Supplied passage:
/---
In Ireland, We Encounter Sheep and Cows. I Make Terrible Puns.

Posted on
Jan 20, 2016
 

For the sake of journalistic “integrity”, I should warn you that the photos of sheep in this post are actually from our summer UK trip. Sacrilege, I know.

I spend a lot of my waking hours feeling subtle pangs of regret for all the things I should have said but didn’t, for all the tiny little things that I really wish I had done but ultimately did not. I am haunted by the specters of unrealized acts and things unsaid.

In my life, I tend to make a lot of really good puns, which is to say that they are absolutely terrible. The opposite of a backrub, we concluded that puns are fun for the person delivering them, and not really enjoyable for the recipient. My husband, so often on the receiving end of these verbal crimes, usually groans his way through the first one or two, but by the third or fourth he is chuckling in spite of himself. By the seventh, he has once again reverted to groaning. By the twelfth, he’s usually just whispering, “Stop. Please stop.” (My terrible puns are usually delivered by the dozen,).
\---
Directive 1:
Answer these questions from the Ireland travel post:
(a) According to the warning near the start, where were the sheep photos in the post actually taken?
(b) What does the husband do by the third or fourth pun?
(c) What does he usually whisper by the twelfth pun?
Directive 2: Can you carry on the Ireland travel post from its last sentence, in the same voice?

Raw data:
/---
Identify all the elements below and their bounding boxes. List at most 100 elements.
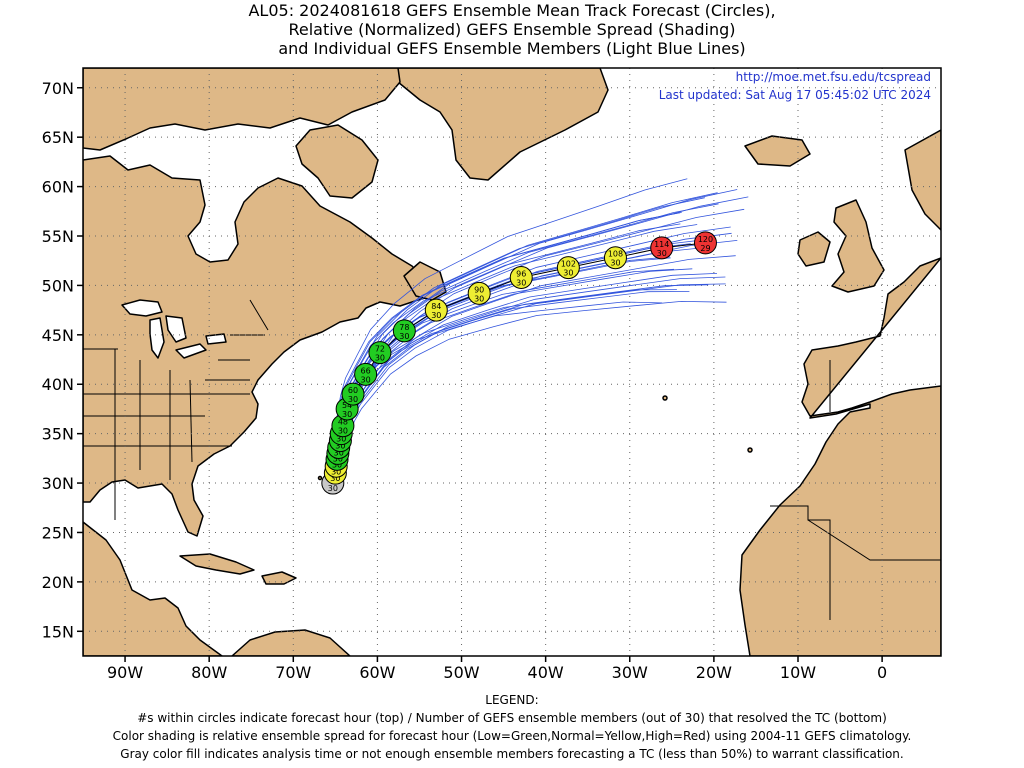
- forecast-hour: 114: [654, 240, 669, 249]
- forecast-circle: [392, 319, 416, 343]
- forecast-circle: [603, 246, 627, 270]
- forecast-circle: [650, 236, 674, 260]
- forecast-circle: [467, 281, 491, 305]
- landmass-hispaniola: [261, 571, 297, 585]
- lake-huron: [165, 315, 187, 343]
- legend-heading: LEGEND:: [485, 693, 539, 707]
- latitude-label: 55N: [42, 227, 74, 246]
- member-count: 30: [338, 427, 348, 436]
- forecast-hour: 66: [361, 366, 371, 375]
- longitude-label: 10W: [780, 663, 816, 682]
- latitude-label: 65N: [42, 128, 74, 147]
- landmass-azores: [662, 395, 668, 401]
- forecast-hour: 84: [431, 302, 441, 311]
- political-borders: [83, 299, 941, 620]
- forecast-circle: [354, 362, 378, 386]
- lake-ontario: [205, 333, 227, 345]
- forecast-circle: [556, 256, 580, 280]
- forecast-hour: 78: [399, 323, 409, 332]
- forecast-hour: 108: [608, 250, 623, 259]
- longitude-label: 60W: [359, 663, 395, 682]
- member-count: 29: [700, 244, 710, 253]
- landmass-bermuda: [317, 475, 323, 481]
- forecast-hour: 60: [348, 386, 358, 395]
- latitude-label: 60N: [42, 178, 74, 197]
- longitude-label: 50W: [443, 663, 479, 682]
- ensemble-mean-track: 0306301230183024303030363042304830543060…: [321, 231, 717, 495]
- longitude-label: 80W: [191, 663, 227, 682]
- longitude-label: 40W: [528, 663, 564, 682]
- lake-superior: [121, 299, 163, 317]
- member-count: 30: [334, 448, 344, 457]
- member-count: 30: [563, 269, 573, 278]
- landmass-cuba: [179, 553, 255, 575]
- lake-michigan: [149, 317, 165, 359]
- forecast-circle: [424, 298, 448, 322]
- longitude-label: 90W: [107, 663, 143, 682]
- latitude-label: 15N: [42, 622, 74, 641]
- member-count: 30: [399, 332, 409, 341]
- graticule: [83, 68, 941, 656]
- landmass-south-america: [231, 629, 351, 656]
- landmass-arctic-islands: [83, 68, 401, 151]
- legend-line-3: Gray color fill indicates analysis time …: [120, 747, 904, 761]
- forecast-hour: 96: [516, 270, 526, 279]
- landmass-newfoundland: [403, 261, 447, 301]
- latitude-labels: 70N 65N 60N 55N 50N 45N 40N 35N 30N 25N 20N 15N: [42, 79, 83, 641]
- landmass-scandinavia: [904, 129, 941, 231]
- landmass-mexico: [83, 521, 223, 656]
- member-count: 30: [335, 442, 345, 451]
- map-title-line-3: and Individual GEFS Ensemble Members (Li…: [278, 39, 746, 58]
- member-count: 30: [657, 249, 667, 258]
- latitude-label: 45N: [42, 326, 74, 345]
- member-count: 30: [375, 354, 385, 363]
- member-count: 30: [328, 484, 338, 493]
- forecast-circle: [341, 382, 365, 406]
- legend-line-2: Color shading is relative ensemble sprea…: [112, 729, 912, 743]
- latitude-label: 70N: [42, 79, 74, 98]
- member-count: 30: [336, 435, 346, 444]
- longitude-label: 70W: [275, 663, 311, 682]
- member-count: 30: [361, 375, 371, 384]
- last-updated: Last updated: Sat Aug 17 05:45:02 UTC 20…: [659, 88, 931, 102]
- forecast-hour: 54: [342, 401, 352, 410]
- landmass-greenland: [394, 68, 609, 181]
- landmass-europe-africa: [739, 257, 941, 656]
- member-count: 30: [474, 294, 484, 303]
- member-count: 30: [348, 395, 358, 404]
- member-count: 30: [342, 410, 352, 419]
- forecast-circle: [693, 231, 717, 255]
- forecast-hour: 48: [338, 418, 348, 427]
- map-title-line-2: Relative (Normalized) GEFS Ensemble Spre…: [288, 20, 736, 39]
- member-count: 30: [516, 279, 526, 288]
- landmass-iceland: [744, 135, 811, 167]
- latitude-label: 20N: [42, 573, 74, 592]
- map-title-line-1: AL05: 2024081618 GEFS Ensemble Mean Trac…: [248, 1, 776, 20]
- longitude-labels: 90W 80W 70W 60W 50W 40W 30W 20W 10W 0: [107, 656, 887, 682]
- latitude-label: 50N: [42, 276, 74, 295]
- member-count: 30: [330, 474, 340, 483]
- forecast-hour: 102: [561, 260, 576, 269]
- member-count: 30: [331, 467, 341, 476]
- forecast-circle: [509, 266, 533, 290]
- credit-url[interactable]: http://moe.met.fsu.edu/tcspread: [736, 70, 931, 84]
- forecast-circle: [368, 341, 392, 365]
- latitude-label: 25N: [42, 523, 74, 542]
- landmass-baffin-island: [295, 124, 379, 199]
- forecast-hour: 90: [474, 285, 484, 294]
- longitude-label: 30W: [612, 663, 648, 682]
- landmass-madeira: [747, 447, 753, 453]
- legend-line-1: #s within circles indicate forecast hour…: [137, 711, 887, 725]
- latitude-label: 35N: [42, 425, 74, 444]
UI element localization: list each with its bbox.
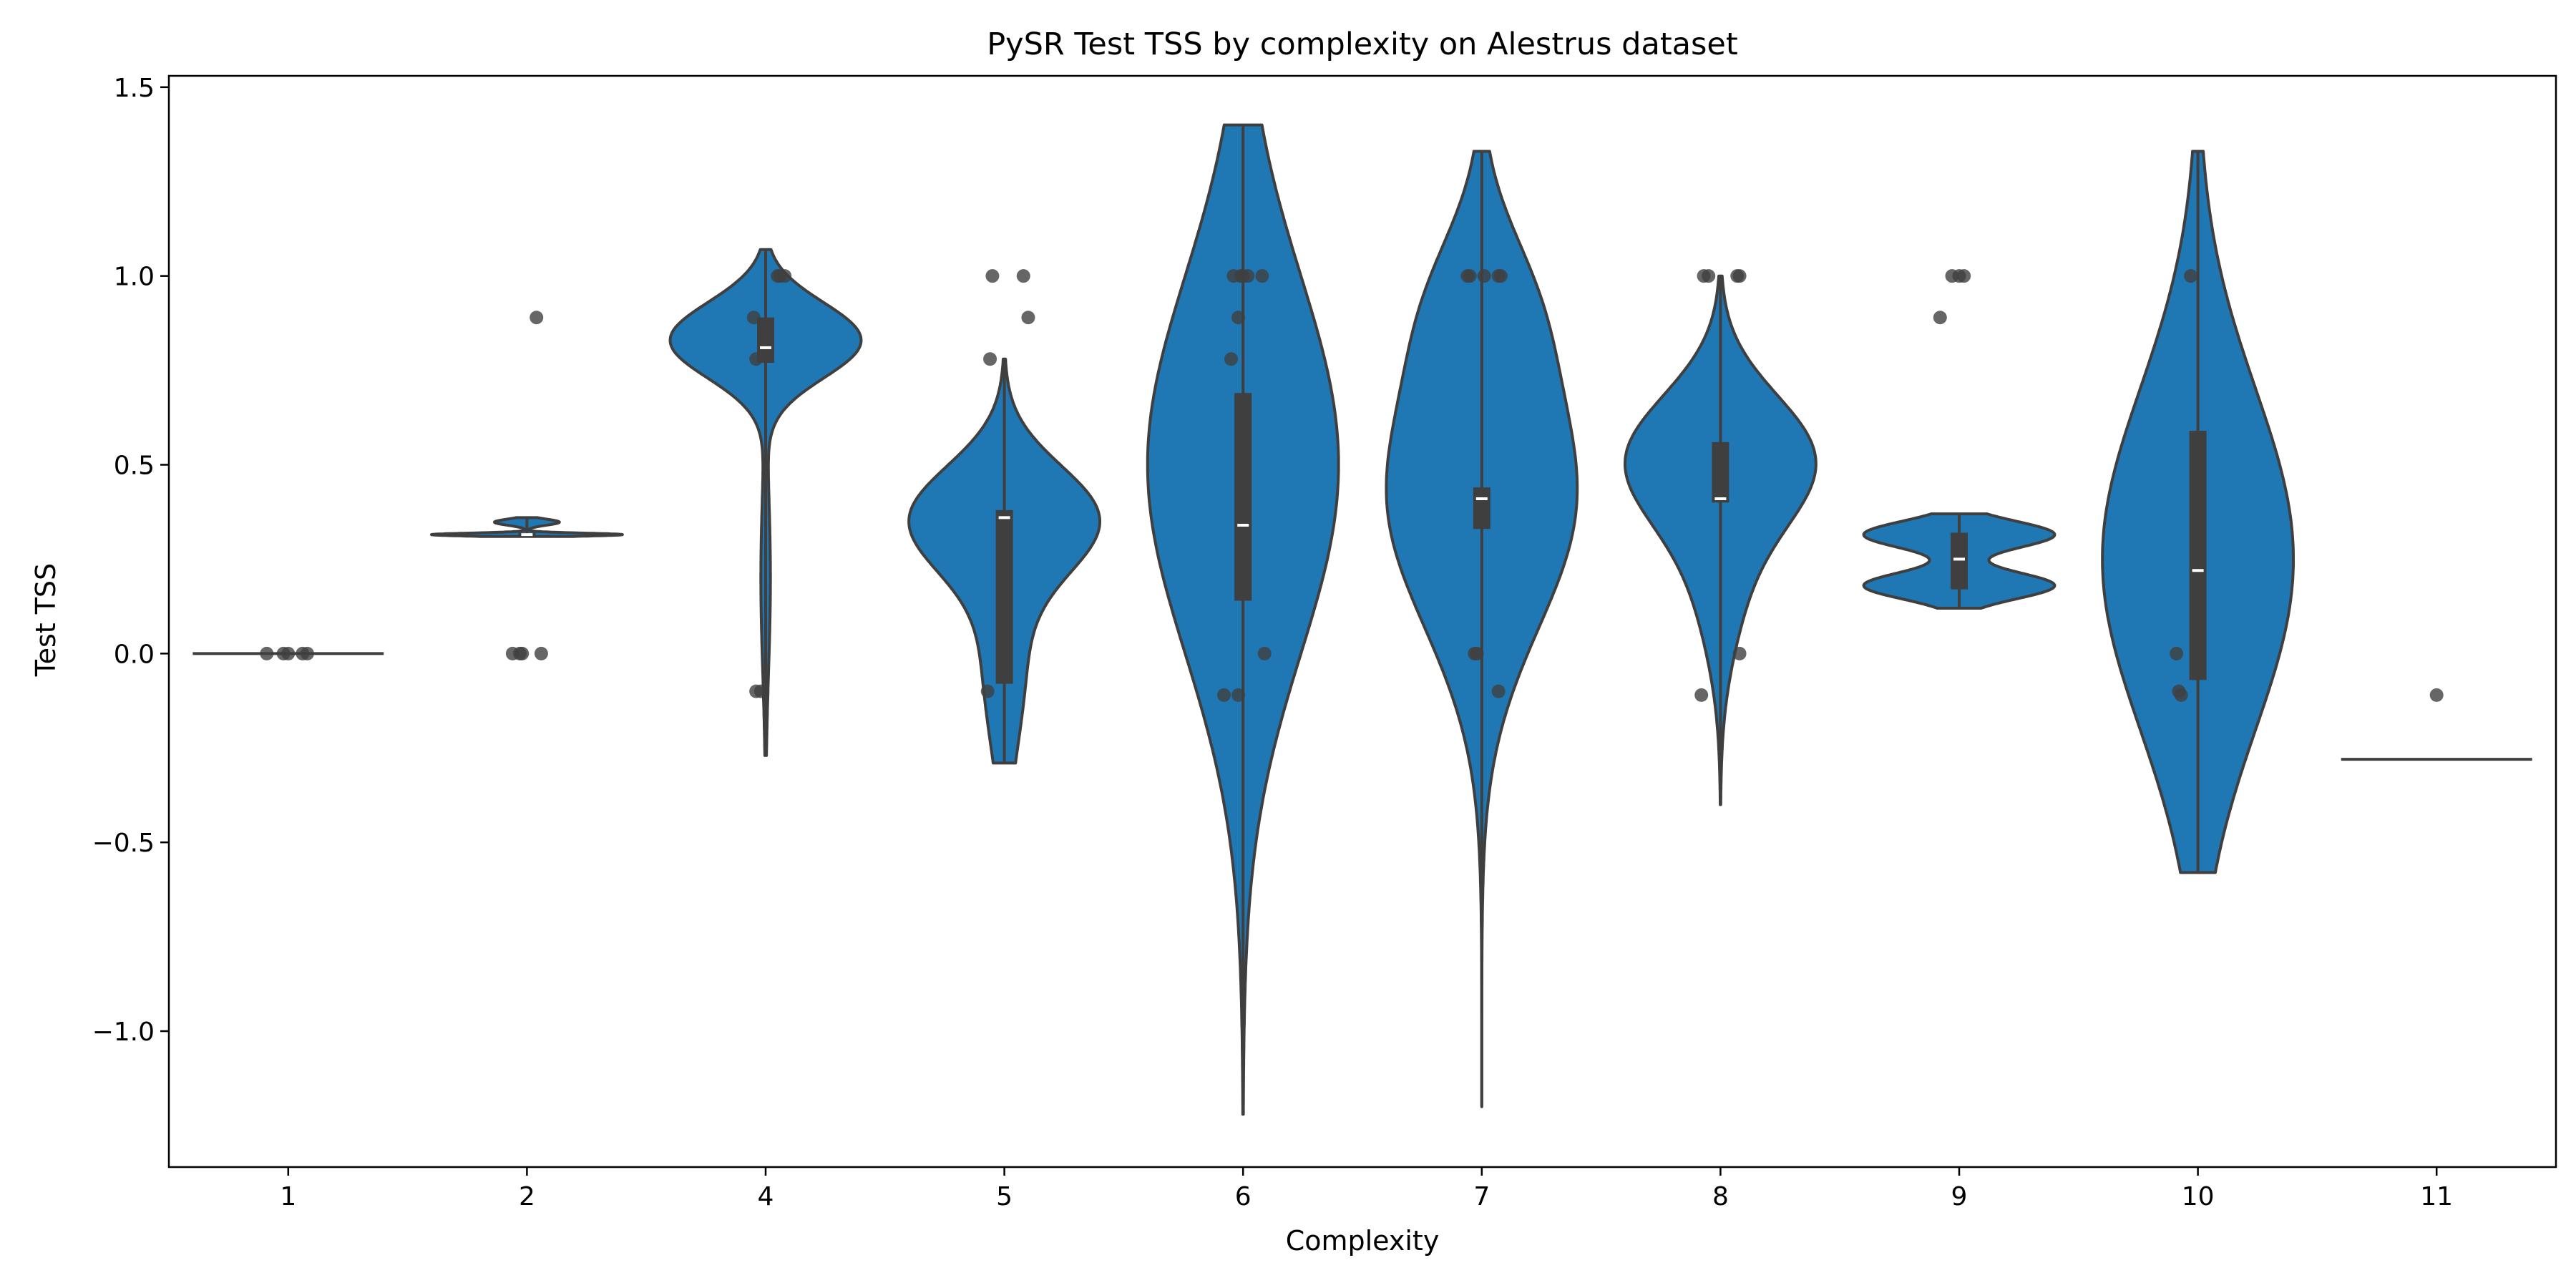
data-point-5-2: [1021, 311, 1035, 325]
\---
Exercise answer 1:
(a) On the summer UK trip.
(b) He is chuckling in spite of himself.
(c) "Stop. Please stop."

Exercise answer 2:
In Ireland, as we drove around the ring of Kerry, I littered our journey with these terrible plays on words, an easy undertaking when the landscape provided us with so much to work with. There were huge stretches of farmland dotted with the white fleece of grazing sheep, an observation which I’m sure my husband wishes I had never made.

Me: Wool you look at all those sheep?

Him: (Heavy sigh.)

Me: What? You shepherd that one before?

Him: Dammit, woman.

Me: I’m sorry. That joke was baaaaaaa-aaad.

Him: STOP.

 

I feel like this photo nicely sums up Rand’s feelings on the matter.

 

Later, I attempted to change the subject as a means of luring him into a false sense of security.

Me: We should look for a place for lunch.

Him: Yeah.

Me: Nothing too pricey, okay? I don’t want to get fleeced.

Him: Dear god, woman.

Me: Are ewe made at me? I know you probably can’t tell, but when I said “you” I actually meant “ewe” like a sheep. It’s a homophone.

Him: (The sound of grinding teeth and nothing else.)

 

I am proud of these anti-witticisms. What haunts me is the opportunity I left squandered on the side of some quiet Irish country road while a herd of cows raced towards us.


I can’t quite recall how this happened. I only know that we were driving peacefully along when suddenly the road was blocked by a dozen or so trotting towards us, in hot pursuit of two understandably terrified cyclists. A rancher (farmer? Cowboy? I do not know the accepted nomenclature for this) ran after them, incensed.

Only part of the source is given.